⟨

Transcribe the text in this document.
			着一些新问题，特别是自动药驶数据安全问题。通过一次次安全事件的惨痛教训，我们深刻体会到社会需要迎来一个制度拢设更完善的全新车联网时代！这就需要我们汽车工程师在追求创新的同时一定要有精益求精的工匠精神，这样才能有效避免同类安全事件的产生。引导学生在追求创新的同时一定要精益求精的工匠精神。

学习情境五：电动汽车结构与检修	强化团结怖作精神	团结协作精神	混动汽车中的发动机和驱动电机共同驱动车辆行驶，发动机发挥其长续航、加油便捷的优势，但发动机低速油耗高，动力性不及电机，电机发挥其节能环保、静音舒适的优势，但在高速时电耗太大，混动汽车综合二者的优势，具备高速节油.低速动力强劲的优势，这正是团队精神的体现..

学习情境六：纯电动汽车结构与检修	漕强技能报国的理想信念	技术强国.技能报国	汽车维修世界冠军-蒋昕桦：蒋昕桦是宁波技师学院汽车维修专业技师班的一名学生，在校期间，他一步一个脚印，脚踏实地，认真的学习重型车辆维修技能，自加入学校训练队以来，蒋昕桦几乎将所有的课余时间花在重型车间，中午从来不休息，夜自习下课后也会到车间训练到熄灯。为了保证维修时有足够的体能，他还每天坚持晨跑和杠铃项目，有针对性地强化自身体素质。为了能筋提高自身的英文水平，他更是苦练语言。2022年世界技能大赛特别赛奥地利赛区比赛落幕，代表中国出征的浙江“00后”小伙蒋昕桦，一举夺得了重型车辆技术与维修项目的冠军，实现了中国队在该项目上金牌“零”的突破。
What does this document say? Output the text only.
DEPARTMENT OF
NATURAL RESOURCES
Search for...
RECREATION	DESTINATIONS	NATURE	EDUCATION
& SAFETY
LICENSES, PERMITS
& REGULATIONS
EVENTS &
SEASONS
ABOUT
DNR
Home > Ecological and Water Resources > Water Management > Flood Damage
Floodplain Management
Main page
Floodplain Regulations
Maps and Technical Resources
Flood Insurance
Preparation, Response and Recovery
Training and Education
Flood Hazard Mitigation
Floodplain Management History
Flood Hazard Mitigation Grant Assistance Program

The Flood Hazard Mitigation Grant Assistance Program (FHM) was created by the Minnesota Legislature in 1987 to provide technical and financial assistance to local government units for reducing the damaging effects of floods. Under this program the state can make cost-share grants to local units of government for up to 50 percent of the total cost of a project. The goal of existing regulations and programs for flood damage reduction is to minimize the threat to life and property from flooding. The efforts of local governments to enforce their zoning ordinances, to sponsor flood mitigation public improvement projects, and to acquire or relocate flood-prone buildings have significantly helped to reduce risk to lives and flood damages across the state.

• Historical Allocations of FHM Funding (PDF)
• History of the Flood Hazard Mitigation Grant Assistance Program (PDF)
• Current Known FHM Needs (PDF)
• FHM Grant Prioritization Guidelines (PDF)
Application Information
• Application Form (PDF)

⟩

Task directions: Considering only the records above, state the number of lines that include the word "Management", with nothing added.

Result: 3